Input material
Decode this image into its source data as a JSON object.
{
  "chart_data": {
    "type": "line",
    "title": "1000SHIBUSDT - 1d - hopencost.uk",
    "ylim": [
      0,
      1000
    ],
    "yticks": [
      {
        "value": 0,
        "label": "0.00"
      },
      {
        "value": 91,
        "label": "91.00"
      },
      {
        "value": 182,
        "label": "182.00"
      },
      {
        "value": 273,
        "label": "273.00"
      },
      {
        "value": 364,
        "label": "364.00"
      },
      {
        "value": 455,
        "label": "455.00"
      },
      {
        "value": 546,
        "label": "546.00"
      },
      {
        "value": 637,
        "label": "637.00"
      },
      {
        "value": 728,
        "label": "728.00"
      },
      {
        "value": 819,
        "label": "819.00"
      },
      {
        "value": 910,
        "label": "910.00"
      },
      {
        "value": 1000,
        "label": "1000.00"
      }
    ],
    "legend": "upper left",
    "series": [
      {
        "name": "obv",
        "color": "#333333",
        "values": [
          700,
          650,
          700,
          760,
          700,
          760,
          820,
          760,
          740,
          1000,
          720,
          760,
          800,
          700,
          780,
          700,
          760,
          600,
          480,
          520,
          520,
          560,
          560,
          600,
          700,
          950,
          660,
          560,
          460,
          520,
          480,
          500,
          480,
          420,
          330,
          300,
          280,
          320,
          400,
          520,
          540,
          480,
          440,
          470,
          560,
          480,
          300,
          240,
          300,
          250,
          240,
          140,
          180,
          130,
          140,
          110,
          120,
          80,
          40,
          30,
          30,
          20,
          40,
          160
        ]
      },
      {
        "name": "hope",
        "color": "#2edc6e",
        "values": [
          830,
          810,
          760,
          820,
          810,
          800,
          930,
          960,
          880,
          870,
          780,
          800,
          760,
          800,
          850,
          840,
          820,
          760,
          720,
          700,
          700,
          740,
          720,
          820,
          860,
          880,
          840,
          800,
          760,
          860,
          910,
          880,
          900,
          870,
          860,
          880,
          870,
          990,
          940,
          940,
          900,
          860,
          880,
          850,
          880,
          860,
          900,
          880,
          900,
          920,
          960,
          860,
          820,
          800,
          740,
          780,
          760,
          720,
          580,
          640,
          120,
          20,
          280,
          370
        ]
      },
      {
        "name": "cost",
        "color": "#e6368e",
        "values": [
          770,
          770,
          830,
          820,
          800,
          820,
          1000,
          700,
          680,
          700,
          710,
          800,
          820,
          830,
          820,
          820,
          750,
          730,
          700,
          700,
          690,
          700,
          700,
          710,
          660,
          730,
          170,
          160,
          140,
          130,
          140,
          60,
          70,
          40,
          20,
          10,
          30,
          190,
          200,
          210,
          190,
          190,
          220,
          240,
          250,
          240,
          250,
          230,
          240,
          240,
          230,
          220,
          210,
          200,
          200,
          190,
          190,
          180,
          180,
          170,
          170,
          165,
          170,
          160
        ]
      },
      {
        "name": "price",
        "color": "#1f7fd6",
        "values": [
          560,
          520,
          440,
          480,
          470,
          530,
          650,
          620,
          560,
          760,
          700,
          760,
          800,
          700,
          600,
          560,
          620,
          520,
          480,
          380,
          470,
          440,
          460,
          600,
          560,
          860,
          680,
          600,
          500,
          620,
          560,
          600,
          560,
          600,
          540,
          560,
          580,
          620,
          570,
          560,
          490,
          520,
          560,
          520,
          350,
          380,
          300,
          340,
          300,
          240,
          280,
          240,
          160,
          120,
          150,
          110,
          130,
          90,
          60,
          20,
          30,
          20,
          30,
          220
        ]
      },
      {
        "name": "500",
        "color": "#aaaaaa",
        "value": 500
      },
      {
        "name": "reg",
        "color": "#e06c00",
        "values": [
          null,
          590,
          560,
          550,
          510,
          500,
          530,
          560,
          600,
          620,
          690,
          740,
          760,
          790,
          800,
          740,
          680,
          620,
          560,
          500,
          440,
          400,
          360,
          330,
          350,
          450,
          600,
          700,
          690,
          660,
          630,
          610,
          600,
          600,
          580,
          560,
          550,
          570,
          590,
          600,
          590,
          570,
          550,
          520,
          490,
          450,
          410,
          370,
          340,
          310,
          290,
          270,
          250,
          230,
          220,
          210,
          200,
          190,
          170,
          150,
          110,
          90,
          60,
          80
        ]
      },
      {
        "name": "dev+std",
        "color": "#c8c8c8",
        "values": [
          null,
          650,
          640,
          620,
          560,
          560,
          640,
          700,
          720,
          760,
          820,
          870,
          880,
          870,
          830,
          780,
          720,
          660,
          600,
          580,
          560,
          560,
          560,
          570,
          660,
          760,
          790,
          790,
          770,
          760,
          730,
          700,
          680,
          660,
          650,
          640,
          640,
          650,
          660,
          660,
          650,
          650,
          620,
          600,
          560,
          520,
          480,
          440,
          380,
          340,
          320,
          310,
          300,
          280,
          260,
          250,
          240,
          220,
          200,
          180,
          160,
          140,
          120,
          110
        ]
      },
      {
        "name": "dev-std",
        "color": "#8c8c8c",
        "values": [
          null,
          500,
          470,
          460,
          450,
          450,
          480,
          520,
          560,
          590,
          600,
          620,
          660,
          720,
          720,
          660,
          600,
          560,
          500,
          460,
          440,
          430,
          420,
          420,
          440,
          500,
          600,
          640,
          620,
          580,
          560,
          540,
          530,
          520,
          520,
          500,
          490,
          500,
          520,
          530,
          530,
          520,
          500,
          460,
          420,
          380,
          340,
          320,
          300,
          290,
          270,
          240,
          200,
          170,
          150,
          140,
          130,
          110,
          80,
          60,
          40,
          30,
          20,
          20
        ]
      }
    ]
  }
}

Task directions
Count the lines that hold the string "label", and reply with that number alone.

Exercise result
12